**What is needed**
The records that follow are to be repeated exactly, with the pictures removed.

**Records**
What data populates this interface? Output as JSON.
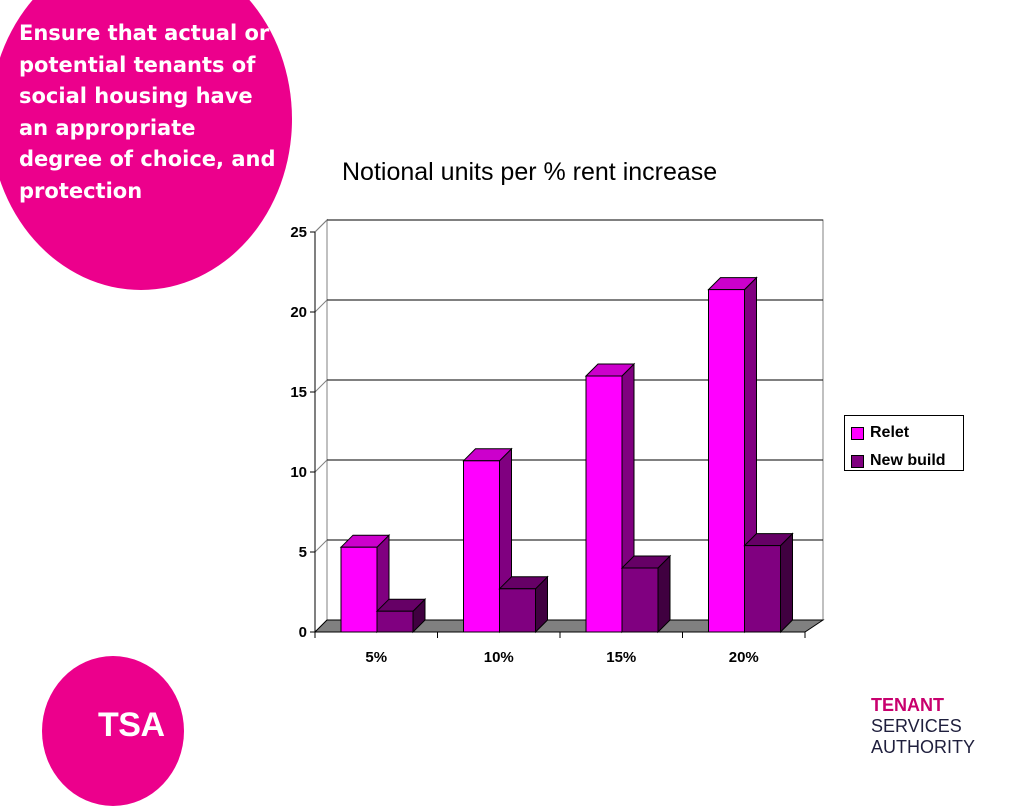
{
  "slide": {
    "heading": "Ensure that actual or potential tenants of social housing have an appropriate degree of choice, and protection",
    "logo_text": "TSA",
    "brand": {
      "line1": "TENANT",
      "line2": "SERVICES",
      "line3": "AUTHORITY"
    },
    "colors": {
      "accent": "#EC008C",
      "brand_dark": "#C8006E"
    }
  },
  "chart_data": {
    "type": "bar",
    "title": "Notional units per % rent increase",
    "xlabel": "",
    "ylabel": "",
    "categories": [
      "5%",
      "10%",
      "15%",
      "20%"
    ],
    "series": [
      {
        "name": "Relet",
        "color": "#FF00FF",
        "values": [
          5.3,
          10.7,
          16.0,
          21.4
        ]
      },
      {
        "name": "New build",
        "color": "#800080",
        "values": [
          1.3,
          2.7,
          4.0,
          5.4
        ]
      }
    ],
    "ylim": [
      0,
      25
    ],
    "yticks": [
      0,
      5,
      10,
      15,
      20,
      25
    ],
    "grid": true,
    "legend_position": "right",
    "three_d": true
  }
}
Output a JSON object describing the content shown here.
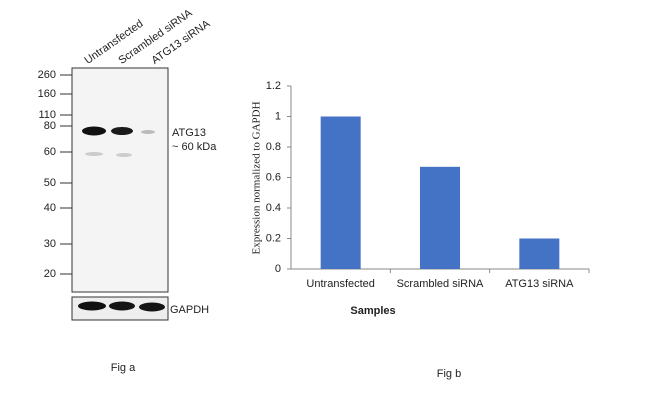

**The result**
What data populates this interface? Output as JSON.
{
  "slide": {
    "heading": "Ensure that actual or potential tenants of social housing have an appropriate degree of choice, and protection",
    "logo_text": "TSA",
    "brand": {
      "line1": "TENANT",
      "line2": "SERVICES",
      "line3": "AUTHORITY"
    },
    "colors": {
      "accent": "#EC008C",
      "brand_dark": "#C8006E"
    }
  },
  "chart_data": {
    "type": "bar",
    "title": "Notional units per % rent increase",
    "xlabel": "",
    "ylabel": "",
    "categories": [
      "5%",
      "10%",
      "15%",
      "20%"
    ],
    "series": [
      {
        "name": "Relet",
        "color": "#FF00FF",
        "values": [
          5.3,
          10.7,
          16.0,
          21.4
        ]
      },
      {
        "name": "New build",
        "color": "#800080",
        "values": [
          1.3,
          2.7,
          4.0,
          5.4
        ]
      }
    ],
    "ylim": [
      0,
      25
    ],
    "yticks": [
      0,
      5,
      10,
      15,
      20,
      25
    ],
    "grid": true,
    "legend_position": "right",
    "three_d": true
  }
}
Output a JSON object describing the content shown here.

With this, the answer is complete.